Collected data
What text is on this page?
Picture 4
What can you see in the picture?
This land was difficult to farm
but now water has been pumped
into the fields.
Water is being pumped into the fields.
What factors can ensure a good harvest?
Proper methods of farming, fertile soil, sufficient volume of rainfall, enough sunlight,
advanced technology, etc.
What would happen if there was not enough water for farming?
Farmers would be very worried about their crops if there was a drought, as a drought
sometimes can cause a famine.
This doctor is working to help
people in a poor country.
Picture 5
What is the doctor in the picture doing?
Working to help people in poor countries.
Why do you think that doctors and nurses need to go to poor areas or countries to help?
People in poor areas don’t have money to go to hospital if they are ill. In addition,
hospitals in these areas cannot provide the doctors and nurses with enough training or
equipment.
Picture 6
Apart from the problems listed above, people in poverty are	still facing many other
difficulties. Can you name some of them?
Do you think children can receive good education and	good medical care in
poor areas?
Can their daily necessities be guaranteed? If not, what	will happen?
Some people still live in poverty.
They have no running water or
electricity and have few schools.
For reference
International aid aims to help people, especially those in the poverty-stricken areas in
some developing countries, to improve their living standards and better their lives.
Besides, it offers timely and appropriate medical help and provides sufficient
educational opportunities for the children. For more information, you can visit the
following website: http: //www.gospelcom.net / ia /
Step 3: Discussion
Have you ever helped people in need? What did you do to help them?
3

--

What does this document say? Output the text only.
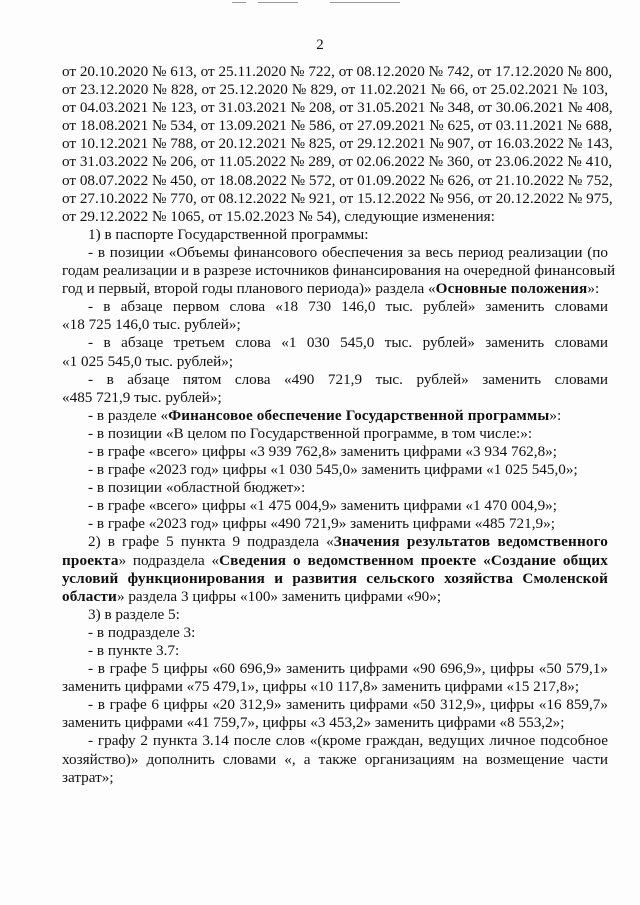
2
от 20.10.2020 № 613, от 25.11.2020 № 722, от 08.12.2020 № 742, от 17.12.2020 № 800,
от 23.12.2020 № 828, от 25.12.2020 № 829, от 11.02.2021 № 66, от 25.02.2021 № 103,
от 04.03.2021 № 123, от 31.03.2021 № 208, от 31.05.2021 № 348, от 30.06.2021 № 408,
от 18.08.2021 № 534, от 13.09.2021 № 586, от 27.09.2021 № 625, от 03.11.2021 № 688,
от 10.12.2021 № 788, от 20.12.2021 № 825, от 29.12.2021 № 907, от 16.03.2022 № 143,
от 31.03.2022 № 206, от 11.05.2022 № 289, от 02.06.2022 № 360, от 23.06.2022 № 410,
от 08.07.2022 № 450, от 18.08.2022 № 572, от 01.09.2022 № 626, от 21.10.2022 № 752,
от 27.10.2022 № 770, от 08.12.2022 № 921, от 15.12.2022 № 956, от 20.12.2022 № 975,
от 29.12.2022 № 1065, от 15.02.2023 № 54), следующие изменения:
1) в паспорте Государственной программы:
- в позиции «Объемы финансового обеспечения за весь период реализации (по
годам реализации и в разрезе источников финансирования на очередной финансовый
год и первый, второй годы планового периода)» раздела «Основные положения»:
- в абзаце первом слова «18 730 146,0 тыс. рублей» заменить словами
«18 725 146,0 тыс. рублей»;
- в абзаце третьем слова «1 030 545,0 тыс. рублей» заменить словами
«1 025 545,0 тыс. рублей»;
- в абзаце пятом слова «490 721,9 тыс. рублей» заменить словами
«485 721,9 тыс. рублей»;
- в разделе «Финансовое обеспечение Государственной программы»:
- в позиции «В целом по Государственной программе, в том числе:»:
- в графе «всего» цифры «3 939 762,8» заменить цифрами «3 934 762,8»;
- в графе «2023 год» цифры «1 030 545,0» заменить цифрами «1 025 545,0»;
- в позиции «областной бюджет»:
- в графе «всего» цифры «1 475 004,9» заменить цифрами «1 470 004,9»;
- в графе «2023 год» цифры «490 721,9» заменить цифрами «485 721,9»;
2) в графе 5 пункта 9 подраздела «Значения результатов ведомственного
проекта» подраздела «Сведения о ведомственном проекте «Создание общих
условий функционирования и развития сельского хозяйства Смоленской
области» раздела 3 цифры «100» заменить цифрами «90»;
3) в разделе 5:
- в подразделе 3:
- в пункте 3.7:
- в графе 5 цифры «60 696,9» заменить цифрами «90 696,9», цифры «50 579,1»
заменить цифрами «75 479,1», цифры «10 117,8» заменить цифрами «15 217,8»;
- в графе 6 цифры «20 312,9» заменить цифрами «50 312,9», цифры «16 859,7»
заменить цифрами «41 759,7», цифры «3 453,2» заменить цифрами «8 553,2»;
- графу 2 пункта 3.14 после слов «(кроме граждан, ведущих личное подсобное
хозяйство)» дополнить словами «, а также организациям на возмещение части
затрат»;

**AIM**
Copy down every line of the material above that includes the string "happen".

**FINISHED EXERCISE**
What would happen if there was not enough water for farming?
Can their daily necessities be guaranteed? If not, what	will happen?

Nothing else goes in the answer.